A few days ago, the local paper ran a front-page story about the sudden death of a 30-year-old former local high school football star. No, let me correct that: it wrote about anything but the death of a 30-year-old former local high school football star. I would be positive and say that it wrote about his life, but that would also be untrue. The lengthy story concentrated only on what an amazing, focused athlete he was as a teenager; how he was so good and so serious that his friends didn’t like to involve him in pick-up games; how he gave up every other sport for football; how he had the world at his feet and colleges banging down his door; how he casually and confidently chose to go to the University of Maryland…until he injured his spinal column at the end of his freshman year, transferred to Penn State, never played again, and “life did not get easier.” After this statement, the writer returns to extolling the young man’s athleticism in high school for several more paragraphs, before dropping this quote from one of his old high school buddies: “We haven’t really hung out much or talked to him much…There wasn’t much in common here lately. We didn’t really want to associate with him, unfortunately.”

**Given records:**
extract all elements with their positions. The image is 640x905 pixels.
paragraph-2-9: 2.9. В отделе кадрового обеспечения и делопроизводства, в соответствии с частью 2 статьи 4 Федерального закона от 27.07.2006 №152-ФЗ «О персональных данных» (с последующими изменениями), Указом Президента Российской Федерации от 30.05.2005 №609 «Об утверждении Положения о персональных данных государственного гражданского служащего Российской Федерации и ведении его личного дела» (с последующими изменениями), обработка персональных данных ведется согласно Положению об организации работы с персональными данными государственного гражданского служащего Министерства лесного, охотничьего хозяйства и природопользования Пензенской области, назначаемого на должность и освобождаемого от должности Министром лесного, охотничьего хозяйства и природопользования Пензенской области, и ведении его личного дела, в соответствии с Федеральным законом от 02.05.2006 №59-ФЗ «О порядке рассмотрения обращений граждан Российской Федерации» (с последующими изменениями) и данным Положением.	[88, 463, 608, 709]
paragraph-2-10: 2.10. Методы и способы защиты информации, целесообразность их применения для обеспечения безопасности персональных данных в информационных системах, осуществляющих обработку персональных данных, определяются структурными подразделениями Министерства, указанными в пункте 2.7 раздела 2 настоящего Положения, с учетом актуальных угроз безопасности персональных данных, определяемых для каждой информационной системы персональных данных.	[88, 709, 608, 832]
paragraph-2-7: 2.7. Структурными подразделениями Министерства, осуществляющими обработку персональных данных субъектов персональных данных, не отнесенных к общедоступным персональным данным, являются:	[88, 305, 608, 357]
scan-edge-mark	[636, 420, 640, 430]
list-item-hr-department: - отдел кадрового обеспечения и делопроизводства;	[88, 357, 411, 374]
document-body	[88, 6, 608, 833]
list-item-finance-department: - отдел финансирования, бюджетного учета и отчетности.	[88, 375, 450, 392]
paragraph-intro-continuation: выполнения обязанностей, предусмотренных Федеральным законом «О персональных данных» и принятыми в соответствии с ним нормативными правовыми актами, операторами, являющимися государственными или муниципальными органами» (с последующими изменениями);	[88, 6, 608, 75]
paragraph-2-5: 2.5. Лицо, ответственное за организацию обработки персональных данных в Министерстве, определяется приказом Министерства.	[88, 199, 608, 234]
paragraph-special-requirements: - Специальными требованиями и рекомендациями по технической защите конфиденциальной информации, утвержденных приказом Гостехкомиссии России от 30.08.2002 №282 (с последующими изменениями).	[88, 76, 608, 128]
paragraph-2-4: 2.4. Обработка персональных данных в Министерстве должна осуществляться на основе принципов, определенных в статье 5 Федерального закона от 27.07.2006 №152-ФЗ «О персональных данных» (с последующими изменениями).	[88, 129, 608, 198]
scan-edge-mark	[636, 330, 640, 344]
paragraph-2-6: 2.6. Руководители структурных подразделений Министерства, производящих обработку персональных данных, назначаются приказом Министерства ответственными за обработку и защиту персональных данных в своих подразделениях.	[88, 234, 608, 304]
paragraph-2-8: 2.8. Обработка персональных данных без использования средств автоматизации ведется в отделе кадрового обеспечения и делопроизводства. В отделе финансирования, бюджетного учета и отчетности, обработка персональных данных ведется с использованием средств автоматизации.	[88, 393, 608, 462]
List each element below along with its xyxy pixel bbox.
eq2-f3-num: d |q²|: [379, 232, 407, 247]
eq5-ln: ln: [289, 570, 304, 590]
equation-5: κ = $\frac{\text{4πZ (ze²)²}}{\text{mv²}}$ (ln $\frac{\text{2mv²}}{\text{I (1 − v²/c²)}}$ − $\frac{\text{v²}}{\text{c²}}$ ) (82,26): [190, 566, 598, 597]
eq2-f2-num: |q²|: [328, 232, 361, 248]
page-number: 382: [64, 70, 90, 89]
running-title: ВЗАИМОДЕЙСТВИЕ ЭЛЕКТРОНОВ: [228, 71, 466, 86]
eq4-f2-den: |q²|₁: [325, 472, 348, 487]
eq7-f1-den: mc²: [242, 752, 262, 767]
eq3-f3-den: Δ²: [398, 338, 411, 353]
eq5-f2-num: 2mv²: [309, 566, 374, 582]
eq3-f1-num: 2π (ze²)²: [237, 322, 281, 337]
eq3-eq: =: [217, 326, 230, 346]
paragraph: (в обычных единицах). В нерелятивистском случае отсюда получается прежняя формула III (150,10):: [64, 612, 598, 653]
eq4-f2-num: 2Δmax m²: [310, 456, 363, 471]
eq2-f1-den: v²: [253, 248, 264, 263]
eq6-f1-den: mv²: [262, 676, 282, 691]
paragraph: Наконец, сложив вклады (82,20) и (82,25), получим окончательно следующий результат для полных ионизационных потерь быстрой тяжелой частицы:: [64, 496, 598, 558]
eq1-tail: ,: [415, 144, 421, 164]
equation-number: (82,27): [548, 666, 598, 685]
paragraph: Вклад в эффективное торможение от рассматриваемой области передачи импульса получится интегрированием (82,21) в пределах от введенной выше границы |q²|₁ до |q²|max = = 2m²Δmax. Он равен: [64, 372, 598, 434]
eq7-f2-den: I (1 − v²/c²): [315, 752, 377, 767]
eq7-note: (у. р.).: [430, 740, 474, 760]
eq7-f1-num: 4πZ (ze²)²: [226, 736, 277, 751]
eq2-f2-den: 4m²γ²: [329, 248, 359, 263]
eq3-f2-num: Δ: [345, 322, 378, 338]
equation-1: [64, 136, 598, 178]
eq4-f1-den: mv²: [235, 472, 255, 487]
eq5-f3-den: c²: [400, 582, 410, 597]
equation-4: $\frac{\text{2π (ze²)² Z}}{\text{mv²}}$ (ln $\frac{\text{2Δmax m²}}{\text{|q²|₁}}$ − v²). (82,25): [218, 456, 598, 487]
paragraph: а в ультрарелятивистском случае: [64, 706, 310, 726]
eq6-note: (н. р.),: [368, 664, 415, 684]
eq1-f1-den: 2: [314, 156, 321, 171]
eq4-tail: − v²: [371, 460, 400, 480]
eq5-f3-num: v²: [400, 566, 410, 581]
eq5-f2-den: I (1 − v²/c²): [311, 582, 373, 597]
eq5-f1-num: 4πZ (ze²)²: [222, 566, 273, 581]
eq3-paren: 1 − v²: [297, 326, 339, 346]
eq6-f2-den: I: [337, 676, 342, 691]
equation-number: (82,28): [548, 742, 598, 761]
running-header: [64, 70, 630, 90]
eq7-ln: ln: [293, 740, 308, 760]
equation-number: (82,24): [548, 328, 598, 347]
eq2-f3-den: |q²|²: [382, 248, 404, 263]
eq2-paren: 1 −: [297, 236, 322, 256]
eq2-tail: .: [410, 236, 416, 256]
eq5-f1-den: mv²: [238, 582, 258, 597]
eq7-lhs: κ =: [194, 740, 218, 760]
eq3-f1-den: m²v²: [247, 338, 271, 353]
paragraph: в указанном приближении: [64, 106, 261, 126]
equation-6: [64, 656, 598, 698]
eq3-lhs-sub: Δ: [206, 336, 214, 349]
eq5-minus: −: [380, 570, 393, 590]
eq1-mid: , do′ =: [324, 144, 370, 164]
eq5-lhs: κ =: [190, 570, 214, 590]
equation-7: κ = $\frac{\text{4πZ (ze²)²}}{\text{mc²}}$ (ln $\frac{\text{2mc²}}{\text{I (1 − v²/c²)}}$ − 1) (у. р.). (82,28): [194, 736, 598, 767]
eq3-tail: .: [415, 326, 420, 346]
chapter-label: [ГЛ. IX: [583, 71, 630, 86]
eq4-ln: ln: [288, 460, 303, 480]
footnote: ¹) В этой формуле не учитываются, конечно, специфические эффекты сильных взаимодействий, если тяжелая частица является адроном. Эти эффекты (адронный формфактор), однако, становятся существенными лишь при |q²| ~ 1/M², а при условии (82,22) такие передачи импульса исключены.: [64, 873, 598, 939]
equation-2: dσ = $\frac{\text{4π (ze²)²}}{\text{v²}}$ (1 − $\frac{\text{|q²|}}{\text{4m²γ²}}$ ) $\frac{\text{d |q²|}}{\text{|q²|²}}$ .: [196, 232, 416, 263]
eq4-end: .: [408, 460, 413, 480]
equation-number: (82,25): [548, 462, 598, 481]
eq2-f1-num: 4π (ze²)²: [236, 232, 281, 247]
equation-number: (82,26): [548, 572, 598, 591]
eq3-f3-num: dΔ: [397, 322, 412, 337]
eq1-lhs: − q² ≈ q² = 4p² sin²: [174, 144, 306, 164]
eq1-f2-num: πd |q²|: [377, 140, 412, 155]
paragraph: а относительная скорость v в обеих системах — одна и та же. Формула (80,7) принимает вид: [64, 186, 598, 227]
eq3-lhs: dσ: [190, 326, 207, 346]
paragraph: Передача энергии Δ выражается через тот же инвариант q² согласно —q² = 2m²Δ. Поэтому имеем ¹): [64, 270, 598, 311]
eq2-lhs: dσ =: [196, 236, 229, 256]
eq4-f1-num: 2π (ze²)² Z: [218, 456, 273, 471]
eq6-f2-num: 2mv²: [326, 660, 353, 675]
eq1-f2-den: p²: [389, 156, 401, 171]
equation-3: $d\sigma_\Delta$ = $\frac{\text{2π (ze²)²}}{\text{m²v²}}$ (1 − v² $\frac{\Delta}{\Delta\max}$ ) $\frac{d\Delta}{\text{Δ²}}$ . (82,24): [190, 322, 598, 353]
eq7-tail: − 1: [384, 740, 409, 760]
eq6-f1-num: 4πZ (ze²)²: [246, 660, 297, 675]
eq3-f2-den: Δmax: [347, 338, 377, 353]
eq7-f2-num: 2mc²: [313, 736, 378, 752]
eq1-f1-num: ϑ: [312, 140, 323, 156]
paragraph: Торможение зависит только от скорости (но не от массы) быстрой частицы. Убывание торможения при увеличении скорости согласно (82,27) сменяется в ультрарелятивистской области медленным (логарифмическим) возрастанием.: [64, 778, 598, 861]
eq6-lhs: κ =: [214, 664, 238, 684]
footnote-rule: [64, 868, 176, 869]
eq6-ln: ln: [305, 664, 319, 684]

**Problem to solve:**
Could you resume the piece on the newspaper story about the former football star's death, picking up right after the old high school friend's quote? The listing has nothing to do with the piece on the newspaper story.

**Answer to this task:**
The cause of this young man’s death is never mentioned, and so I cannot with certainty say why he died. But there are dark hints that lead to some sad possibilities. He had a bad football injury, most certainly painful, and was never able to play football again. Afterwards, his “life did not get easier.” His friends ceased hanging out with him and “didn’t really want to associate with him.” He died suddenly of a cause not reported. When I read between these lines, I see hints toward depression, personality change (think: concussions), and, very likely, addiction. I also see a lost opportunity for a real story.

I understand that, for the sake of his family and friends, relating the (apparent) grimness of his recent years and the (painful? sad? tragic?) details of his death is something that, as a sympathetic writer, you might be reluctant to do. You want to remember the good times. But, to put his death on the front page and and to devote almost 30 paragraphs solely to his years as an amazing high school football player seems entirely disrespectful of the majority of his life. Was he truly only valued for those 2 or 3 years of athletic greatness? Did he fall off the face of the earth after football? The article notes that his Facebook page mentions working for a local tree service and country club. Did he have no friends from these places to quote? What has he been doing for the last 10 years? Was it of no value? Was he of no value?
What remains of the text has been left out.